## Records to process

(begin)

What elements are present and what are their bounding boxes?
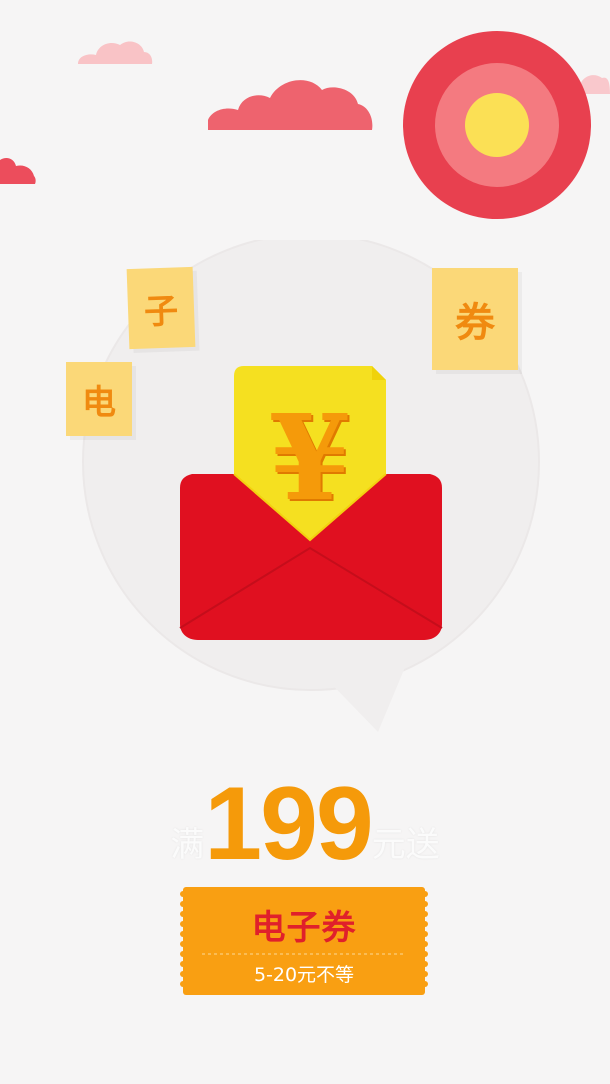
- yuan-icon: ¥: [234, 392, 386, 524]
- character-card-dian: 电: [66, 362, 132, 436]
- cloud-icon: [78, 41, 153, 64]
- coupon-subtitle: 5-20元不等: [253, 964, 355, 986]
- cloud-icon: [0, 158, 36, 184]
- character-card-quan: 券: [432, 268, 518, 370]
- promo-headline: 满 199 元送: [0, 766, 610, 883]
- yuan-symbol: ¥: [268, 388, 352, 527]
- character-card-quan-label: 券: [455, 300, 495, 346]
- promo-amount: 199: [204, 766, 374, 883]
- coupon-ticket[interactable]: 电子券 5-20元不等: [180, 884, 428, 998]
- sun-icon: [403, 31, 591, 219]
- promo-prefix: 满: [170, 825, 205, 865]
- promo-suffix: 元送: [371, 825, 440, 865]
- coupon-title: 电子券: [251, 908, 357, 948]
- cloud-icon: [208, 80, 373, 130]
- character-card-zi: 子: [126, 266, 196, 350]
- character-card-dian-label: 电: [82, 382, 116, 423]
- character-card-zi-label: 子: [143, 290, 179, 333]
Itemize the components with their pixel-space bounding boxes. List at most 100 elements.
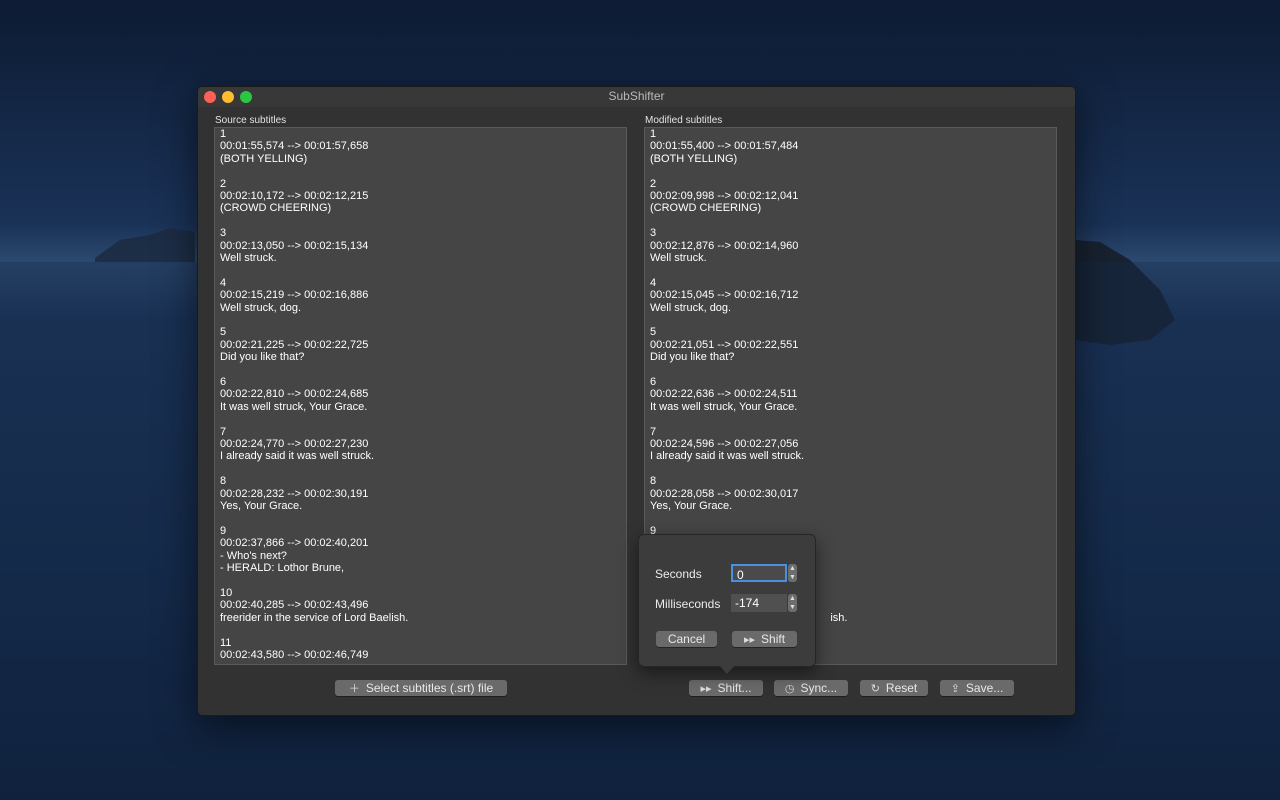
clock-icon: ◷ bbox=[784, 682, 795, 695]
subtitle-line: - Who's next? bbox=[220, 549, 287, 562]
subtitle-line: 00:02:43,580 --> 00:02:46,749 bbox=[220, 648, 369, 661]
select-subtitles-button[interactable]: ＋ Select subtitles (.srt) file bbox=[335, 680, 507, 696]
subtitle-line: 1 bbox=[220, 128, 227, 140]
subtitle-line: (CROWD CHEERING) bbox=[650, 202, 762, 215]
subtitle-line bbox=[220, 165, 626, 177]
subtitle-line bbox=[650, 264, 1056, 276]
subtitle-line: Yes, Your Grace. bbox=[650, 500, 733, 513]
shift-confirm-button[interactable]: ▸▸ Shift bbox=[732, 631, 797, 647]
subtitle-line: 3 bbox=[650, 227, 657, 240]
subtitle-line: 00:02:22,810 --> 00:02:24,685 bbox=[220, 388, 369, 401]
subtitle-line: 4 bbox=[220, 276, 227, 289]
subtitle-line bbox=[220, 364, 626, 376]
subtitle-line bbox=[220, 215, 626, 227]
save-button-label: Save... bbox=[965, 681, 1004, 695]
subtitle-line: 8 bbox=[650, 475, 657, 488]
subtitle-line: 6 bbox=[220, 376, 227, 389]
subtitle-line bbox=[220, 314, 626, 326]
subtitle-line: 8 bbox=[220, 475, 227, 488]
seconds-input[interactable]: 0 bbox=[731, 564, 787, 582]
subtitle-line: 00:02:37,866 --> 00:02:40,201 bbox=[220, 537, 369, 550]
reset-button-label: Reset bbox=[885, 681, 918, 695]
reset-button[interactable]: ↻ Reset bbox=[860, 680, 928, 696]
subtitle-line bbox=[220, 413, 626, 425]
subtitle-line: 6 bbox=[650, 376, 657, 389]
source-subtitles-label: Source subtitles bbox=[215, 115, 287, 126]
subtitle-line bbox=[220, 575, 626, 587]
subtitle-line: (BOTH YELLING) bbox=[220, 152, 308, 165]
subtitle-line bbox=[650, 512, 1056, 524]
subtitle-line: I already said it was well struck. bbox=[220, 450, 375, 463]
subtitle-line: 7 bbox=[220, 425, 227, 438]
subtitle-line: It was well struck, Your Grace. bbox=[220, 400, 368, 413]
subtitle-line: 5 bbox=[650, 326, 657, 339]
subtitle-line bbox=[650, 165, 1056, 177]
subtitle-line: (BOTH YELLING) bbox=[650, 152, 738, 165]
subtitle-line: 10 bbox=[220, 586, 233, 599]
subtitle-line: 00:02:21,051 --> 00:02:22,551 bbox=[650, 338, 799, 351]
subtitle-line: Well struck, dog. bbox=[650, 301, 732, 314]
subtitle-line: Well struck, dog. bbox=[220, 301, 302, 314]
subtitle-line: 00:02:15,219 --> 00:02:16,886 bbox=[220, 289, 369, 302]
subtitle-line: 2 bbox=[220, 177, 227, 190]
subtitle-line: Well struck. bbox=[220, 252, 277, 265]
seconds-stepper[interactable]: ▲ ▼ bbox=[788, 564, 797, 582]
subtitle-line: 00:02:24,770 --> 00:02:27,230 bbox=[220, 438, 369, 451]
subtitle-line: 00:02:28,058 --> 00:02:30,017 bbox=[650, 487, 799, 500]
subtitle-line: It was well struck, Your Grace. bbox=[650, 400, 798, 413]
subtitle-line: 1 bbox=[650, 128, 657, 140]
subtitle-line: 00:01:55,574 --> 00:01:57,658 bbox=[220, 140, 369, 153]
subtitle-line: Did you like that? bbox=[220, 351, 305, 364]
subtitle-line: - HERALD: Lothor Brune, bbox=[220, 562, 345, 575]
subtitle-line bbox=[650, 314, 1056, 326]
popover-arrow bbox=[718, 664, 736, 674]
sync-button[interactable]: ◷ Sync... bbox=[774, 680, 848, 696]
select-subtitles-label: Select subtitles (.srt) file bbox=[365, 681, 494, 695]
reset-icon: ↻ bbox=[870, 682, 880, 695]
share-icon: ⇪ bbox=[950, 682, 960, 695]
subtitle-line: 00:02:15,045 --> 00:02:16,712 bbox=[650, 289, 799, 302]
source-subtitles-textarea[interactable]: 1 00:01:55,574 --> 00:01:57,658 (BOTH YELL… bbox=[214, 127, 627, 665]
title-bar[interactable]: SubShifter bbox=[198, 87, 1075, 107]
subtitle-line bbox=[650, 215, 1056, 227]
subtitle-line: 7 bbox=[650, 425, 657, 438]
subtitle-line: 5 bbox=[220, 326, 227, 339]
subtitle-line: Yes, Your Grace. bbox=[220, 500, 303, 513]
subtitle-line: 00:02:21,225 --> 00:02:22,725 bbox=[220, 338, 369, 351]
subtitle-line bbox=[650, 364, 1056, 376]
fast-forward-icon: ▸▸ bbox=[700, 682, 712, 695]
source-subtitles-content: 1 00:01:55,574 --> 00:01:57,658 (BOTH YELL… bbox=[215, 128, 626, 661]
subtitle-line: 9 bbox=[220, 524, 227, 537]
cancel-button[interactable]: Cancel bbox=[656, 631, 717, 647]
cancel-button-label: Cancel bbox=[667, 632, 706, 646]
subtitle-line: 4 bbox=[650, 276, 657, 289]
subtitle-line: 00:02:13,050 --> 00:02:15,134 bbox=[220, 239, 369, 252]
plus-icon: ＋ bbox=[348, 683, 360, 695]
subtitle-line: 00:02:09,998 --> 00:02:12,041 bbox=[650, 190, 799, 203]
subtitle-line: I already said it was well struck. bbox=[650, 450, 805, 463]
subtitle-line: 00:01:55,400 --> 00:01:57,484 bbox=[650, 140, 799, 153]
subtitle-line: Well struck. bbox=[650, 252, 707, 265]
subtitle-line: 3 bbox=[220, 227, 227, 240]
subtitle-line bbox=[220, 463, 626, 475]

(end)

## Your task
Copy out every line of the records above word for word, leaving out the pictures.

## Correct output
What elements are present and what are their bounding boxes?
- yuan-icon: ¥: [234, 392, 386, 524]
- character-card-dian: 电: [66, 362, 132, 436]
- cloud-icon: [78, 41, 153, 64]
- coupon-subtitle: 5-20元不等: [253, 964, 355, 986]
- cloud-icon: [0, 158, 36, 184]
- character-card-quan: 券: [432, 268, 518, 370]
- promo-headline: 满 199 元送: [0, 766, 610, 883]
- yuan-symbol: ¥: [268, 388, 352, 527]
- character-card-quan-label: 券: [455, 300, 495, 346]
- promo-amount: 199: [204, 766, 374, 883]
- coupon-ticket[interactable]: 电子券 5-20元不等: [180, 884, 428, 998]
- sun-icon: [403, 31, 591, 219]
- promo-prefix: 满: [170, 825, 205, 865]
- promo-suffix: 元送: [371, 825, 440, 865]
- coupon-title: 电子券: [251, 908, 357, 948]
- cloud-icon: [208, 80, 373, 130]
- character-card-zi: 子: [126, 266, 196, 350]
- character-card-dian-label: 电: [82, 382, 116, 423]
- character-card-zi-label: 子: [143, 290, 179, 333]
Itemize the components with their pixel-space bounding boxes. List at most 100 elements.
clock-icon: ◷ bbox=[784, 682, 795, 695]
subtitle-line: - Who's next? bbox=[220, 549, 287, 562]
subtitle-line: 00:02:43,580 --> 00:02:46,749 bbox=[220, 648, 369, 661]
select-subtitles-button[interactable]: ＋ Select subtitles (.srt) file bbox=[335, 680, 507, 696]
subtitle-line: 1 bbox=[220, 128, 227, 140]
subtitle-line: (CROWD CHEERING) bbox=[650, 202, 762, 215]
subtitle-line bbox=[220, 165, 626, 177]
subtitle-line bbox=[650, 264, 1056, 276]
subtitle-line: Yes, Your Grace. bbox=[650, 500, 733, 513]
shift-confirm-button[interactable]: ▸▸ Shift bbox=[732, 631, 797, 647]
subtitle-line: 3 bbox=[650, 227, 657, 240]
subtitle-line: 00:02:22,810 --> 00:02:24,685 bbox=[220, 388, 369, 401]
subtitle-line: 4 bbox=[220, 276, 227, 289]
subtitle-line bbox=[220, 364, 626, 376]
subtitle-line bbox=[220, 215, 626, 227]
save-button-label: Save... bbox=[965, 681, 1004, 695]
subtitle-line: 8 bbox=[650, 475, 657, 488]
subtitle-line: 6 bbox=[220, 376, 227, 389]
subtitle-line bbox=[220, 314, 626, 326]
subtitle-line: 8 bbox=[220, 475, 227, 488]
seconds-input[interactable]: 0 bbox=[731, 564, 787, 582]
subtitle-line: 00:02:37,866 --> 00:02:40,201 bbox=[220, 537, 369, 550]
reset-button-label: Reset bbox=[885, 681, 918, 695]
reset-button[interactable]: ↻ Reset bbox=[860, 680, 928, 696]
subtitle-line bbox=[220, 413, 626, 425]
subtitle-line: 6 bbox=[650, 376, 657, 389]
source-subtitles-label: Source subtitles bbox=[215, 115, 287, 126]
subtitle-line bbox=[220, 575, 626, 587]
subtitle-line: (BOTH YELLING) bbox=[220, 152, 308, 165]
subtitle-line bbox=[650, 512, 1056, 524]
subtitle-line: I already said it was well struck. bbox=[220, 450, 375, 463]
subtitle-line: 7 bbox=[220, 425, 227, 438]
subtitle-line: It was well struck, Your Grace. bbox=[220, 400, 368, 413]
subtitle-line: 5 bbox=[650, 326, 657, 339]
subtitle-line bbox=[650, 165, 1056, 177]
subtitle-line: (BOTH YELLING) bbox=[650, 152, 738, 165]
subtitle-line: 10 bbox=[220, 586, 233, 599]
subtitle-line: 00:02:21,051 --> 00:02:22,551 bbox=[650, 338, 799, 351]
subtitle-line: Well struck, dog. bbox=[650, 301, 732, 314]
subtitle-line: Well struck, dog. bbox=[220, 301, 302, 314]
subtitle-line: 00:02:15,219 --> 00:02:16,886 bbox=[220, 289, 369, 302]
subtitle-line: 2 bbox=[220, 177, 227, 190]
subtitle-line: Well struck. bbox=[220, 252, 277, 265]
seconds-stepper[interactable]: ▲ ▼ bbox=[788, 564, 797, 582]
subtitle-line: 00:02:24,770 --> 00:02:27,230 bbox=[220, 438, 369, 451]
subtitle-line: 00:02:28,058 --> 00:02:30,017 bbox=[650, 487, 799, 500]
subtitle-line: It was well struck, Your Grace. bbox=[650, 400, 798, 413]
subtitle-line: 1 bbox=[650, 128, 657, 140]
subtitle-line: 00:01:55,574 --> 00:01:57,658 bbox=[220, 140, 369, 153]
subtitle-line: Did you like that? bbox=[220, 351, 305, 364]
subtitle-line: - HERALD: Lothor Brune, bbox=[220, 562, 345, 575]
subtitle-line bbox=[650, 314, 1056, 326]
popover-arrow bbox=[718, 664, 736, 674]
sync-button[interactable]: ◷ Sync... bbox=[774, 680, 848, 696]
select-subtitles-label: Select subtitles (.srt) file bbox=[365, 681, 494, 695]
reset-icon: ↻ bbox=[870, 682, 880, 695]
share-icon: ⇪ bbox=[950, 682, 960, 695]
subtitle-line: 00:02:15,045 --> 00:02:16,712 bbox=[650, 289, 799, 302]
source-subtitles-textarea[interactable]: 1 00:01:55,574 --> 00:01:57,658 (BOTH YELL… bbox=[214, 127, 627, 665]
title-bar[interactable]: SubShifter bbox=[198, 87, 1075, 107]
subtitle-line bbox=[650, 215, 1056, 227]
subtitle-line: 7 bbox=[650, 425, 657, 438]
subtitle-line: 5 bbox=[220, 326, 227, 339]
subtitle-line: Yes, Your Grace. bbox=[220, 500, 303, 513]
subtitle-line: 00:02:21,225 --> 00:02:22,725 bbox=[220, 338, 369, 351]
subtitle-line bbox=[650, 364, 1056, 376]
fast-forward-icon: ▸▸ bbox=[700, 682, 712, 695]
source-subtitles-content: 1 00:01:55,574 --> 00:01:57,658 (BOTH YELL… bbox=[215, 128, 626, 661]
subtitle-line: 9 bbox=[220, 524, 227, 537]
cancel-button[interactable]: Cancel bbox=[656, 631, 717, 647]
cancel-button-label: Cancel bbox=[667, 632, 706, 646]
subtitle-line: 4 bbox=[650, 276, 657, 289]
subtitle-line: 00:02:13,050 --> 00:02:15,134 bbox=[220, 239, 369, 252]
plus-icon: ＋ bbox=[348, 683, 360, 695]
subtitle-line: 00:02:09,998 --> 00:02:12,041 bbox=[650, 190, 799, 203]
subtitle-line: I already said it was well struck. bbox=[650, 450, 805, 463]
subtitle-line: 00:01:55,400 --> 00:01:57,484 bbox=[650, 140, 799, 153]
subtitle-line: Well struck. bbox=[650, 252, 707, 265]
subtitle-line: 3 bbox=[220, 227, 227, 240]
subtitle-line bbox=[220, 463, 626, 475]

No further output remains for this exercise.